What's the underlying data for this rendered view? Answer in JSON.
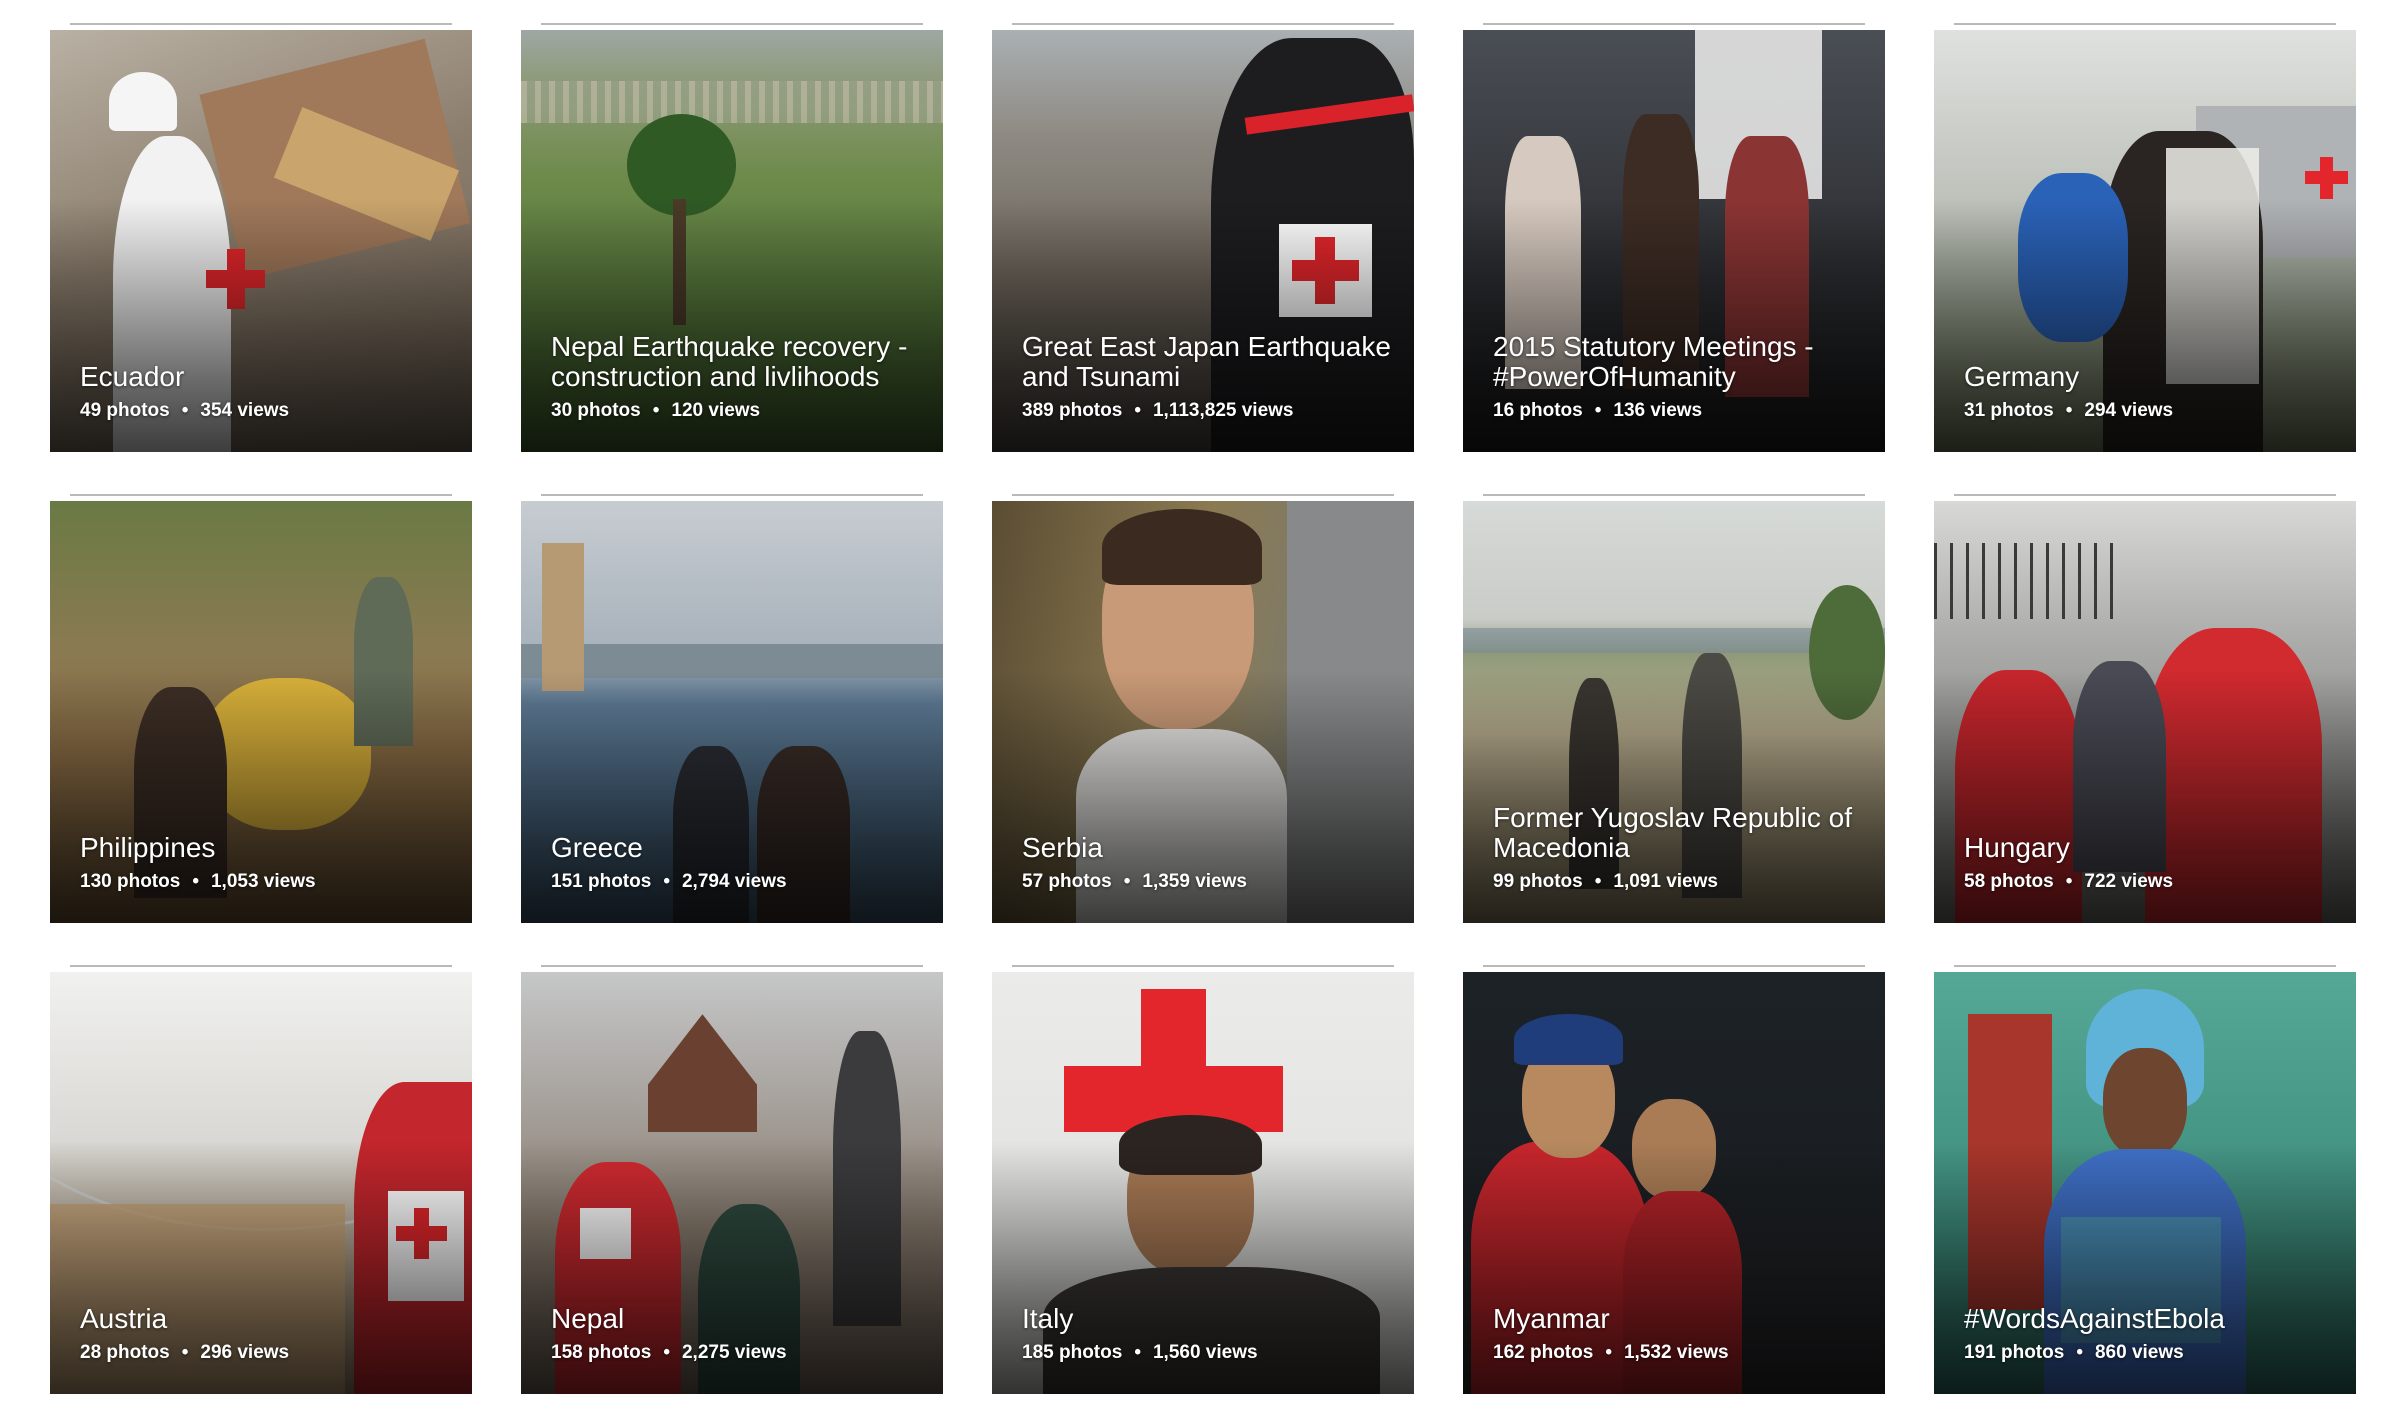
{
  "albums": [
    {
      "title": "Ecuador",
      "photos": "49 photos",
      "views": "354 views",
      "theme": "rubble",
      "bg": "#8a8276"
    },
    {
      "title": "Nepal Earthquake recovery - construction and livlihoods",
      "photos": "30 photos",
      "views": "120 views",
      "theme": "terraces",
      "bg": "#6b7f4a"
    },
    {
      "title": "Great East Japan Earthquake and Tsunami",
      "photos": "389 photos",
      "views": "1,113,825 views",
      "theme": "japan",
      "bg": "#6d6a66"
    },
    {
      "title": "2015 Statutory Meetings - #PowerOfHumanity",
      "photos": "16 photos",
      "views": "136 views",
      "theme": "stage",
      "bg": "#3a3a3c"
    },
    {
      "title": "Germany",
      "photos": "31 photos",
      "views": "294 views",
      "theme": "germany",
      "bg": "#8e9488"
    },
    {
      "title": "Philippines",
      "photos": "130 photos",
      "views": "1,053 views",
      "theme": "flood",
      "bg": "#7a6a48"
    },
    {
      "title": "Greece",
      "photos": "151 photos",
      "views": "2,794 views",
      "theme": "harbor",
      "bg": "#6f8396"
    },
    {
      "title": "Serbia",
      "photos": "57 photos",
      "views": "1,359 views",
      "theme": "boy",
      "bg": "#7d6e4f"
    },
    {
      "title": "Former Yugoslav Republic of Macedonia",
      "photos": "99 photos",
      "views": "1,091 views",
      "theme": "field",
      "bg": "#a39c86"
    },
    {
      "title": "Hungary",
      "photos": "58 photos",
      "views": "722 views",
      "theme": "hungary",
      "bg": "#9a9a98"
    },
    {
      "title": "Austria",
      "photos": "28 photos",
      "views": "296 views",
      "theme": "tent",
      "bg": "#cbc7c0"
    },
    {
      "title": "Nepal",
      "photos": "158 photos",
      "views": "2,275 views",
      "theme": "square",
      "bg": "#8a7d70"
    },
    {
      "title": "Italy",
      "photos": "185 photos",
      "views": "1,560 views",
      "theme": "italy",
      "bg": "#e6e6e4"
    },
    {
      "title": "Myanmar",
      "photos": "162 photos",
      "views": "1,532 views",
      "theme": "myanmar",
      "bg": "#1c2126"
    },
    {
      "title": "#WordsAgainstEbola",
      "photos": "191 photos",
      "views": "860 views",
      "theme": "ebola",
      "bg": "#4f9c8c"
    }
  ]
}
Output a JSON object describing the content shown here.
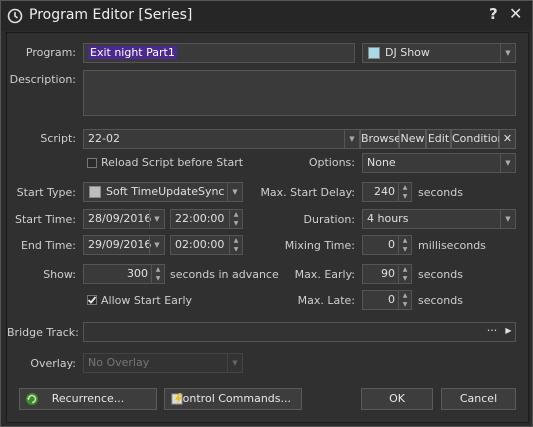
{
  "window": {
    "title": "Program Editor [Series]",
    "help": "?",
    "close": "✕"
  },
  "program": {
    "label": "Program:",
    "value": "Exit night Part1",
    "show_type": "DJ Show",
    "show_swatch": "#a9d8e8"
  },
  "description": {
    "label": "Description:",
    "value": ""
  },
  "script": {
    "label": "Script:",
    "value": "22-02",
    "browse": "Browse",
    "new": "New",
    "edit": "Edit",
    "condition": "Condition",
    "clear": "✕"
  },
  "reload": {
    "label": "Reload Script before Start",
    "checked": false
  },
  "options": {
    "label": "Options:",
    "value": "None"
  },
  "start_type": {
    "label": "Start Type:",
    "value": "Soft TimeUpdateSync"
  },
  "max_start_delay": {
    "label": "Max. Start Delay:",
    "value": "240",
    "unit": "seconds"
  },
  "start_time": {
    "label": "Start Time:",
    "date": "28/09/2016",
    "time": "22:00:00"
  },
  "duration": {
    "label": "Duration:",
    "value": "4 hours"
  },
  "end_time": {
    "label": "End Time:",
    "date": "29/09/2016",
    "time": "02:00:00"
  },
  "mixing_time": {
    "label": "Mixing Time:",
    "value": "0",
    "unit": "milliseconds"
  },
  "show": {
    "label": "Show:",
    "value": "300",
    "unit": "seconds in advance"
  },
  "max_early": {
    "label": "Max. Early:",
    "value": "90",
    "unit": "seconds"
  },
  "allow_start_early": {
    "label": "Allow Start Early",
    "checked": true
  },
  "max_late": {
    "label": "Max. Late:",
    "value": "0",
    "unit": "seconds"
  },
  "bridge_track": {
    "label": "Bridge Track:",
    "value": "",
    "more": "···",
    "play": "▶"
  },
  "overlay": {
    "label": "Overlay:",
    "value": "No Overlay"
  },
  "buttons": {
    "recurrence": "Recurrence...",
    "control_commands": "Control Commands...",
    "ok": "OK",
    "cancel": "Cancel"
  }
}
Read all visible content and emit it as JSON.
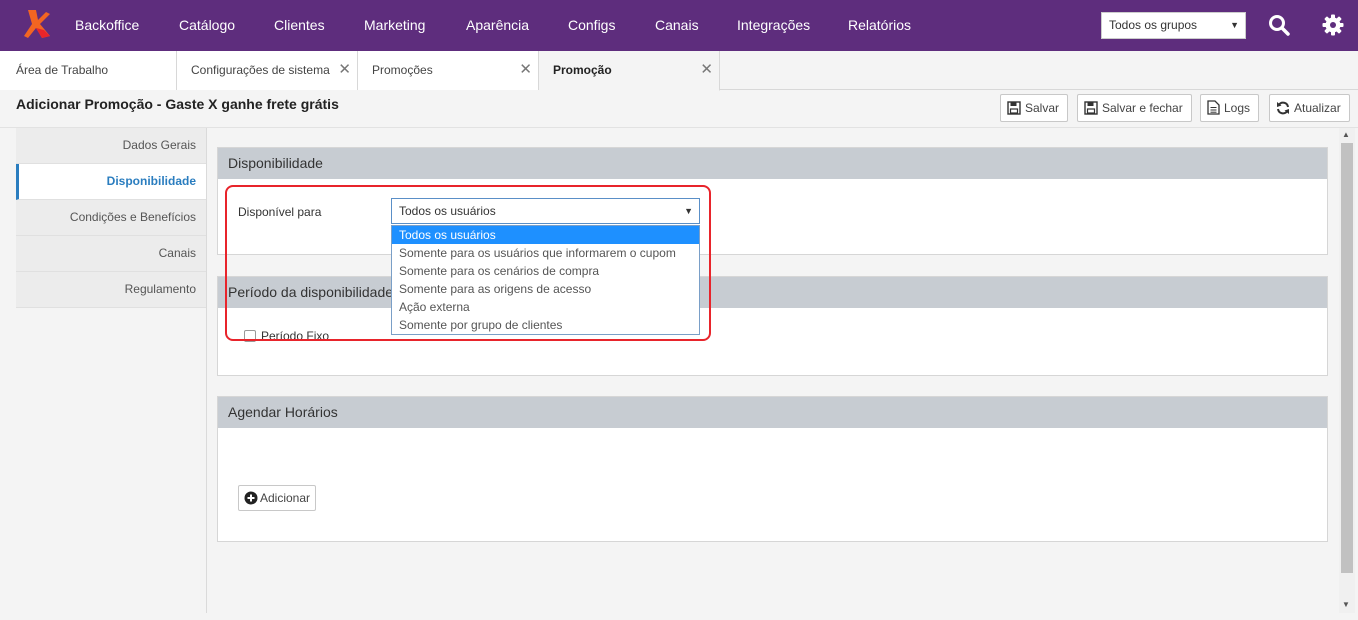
{
  "nav": {
    "items": [
      "Backoffice",
      "Catálogo",
      "Clientes",
      "Marketing",
      "Aparência",
      "Configs",
      "Canais",
      "Integrações",
      "Relatórios"
    ],
    "group_select": "Todos os grupos"
  },
  "tabs": [
    {
      "label": "Área de Trabalho"
    },
    {
      "label": "Configurações de sistema"
    },
    {
      "label": "Promoções"
    },
    {
      "label": "Promoção"
    }
  ],
  "page": {
    "title": "Adicionar Promoção - Gaste X ganhe frete grátis"
  },
  "toolbar": {
    "save": "Salvar",
    "save_close": "Salvar e fechar",
    "logs": "Logs",
    "refresh": "Atualizar"
  },
  "sidebar": {
    "items": [
      "Dados Gerais",
      "Disponibilidade",
      "Condições e Benefícios",
      "Canais",
      "Regulamento"
    ],
    "active": "Disponibilidade"
  },
  "availability": {
    "heading": "Disponibilidade",
    "field_label": "Disponível para",
    "selected": "Todos os usuários",
    "options": [
      "Todos os usuários",
      "Somente para os usuários que informarem o cupom",
      "Somente para os cenários de compra",
      "Somente para as origens de acesso",
      "Ação externa",
      "Somente por grupo de clientes"
    ]
  },
  "period": {
    "heading": "Período da disponibilidade",
    "checkbox_label": "Período Fixo"
  },
  "schedule": {
    "heading": "Agendar Horários",
    "add_label": "Adicionar"
  },
  "colors": {
    "topbar": "#5e2d7d",
    "accent_blue": "#2a7dbf",
    "highlight_red": "#e8242b",
    "option_selected": "#1e90ff"
  }
}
────────────────────
-- Work to be completed --
Copy out every line holding the string "Earthquake".

-- Response to this exercise --
      "title": "Nepal Earthquake recovery - construction and livlihoods",
      "title": "Great East Japan Earthquake and Tsunami",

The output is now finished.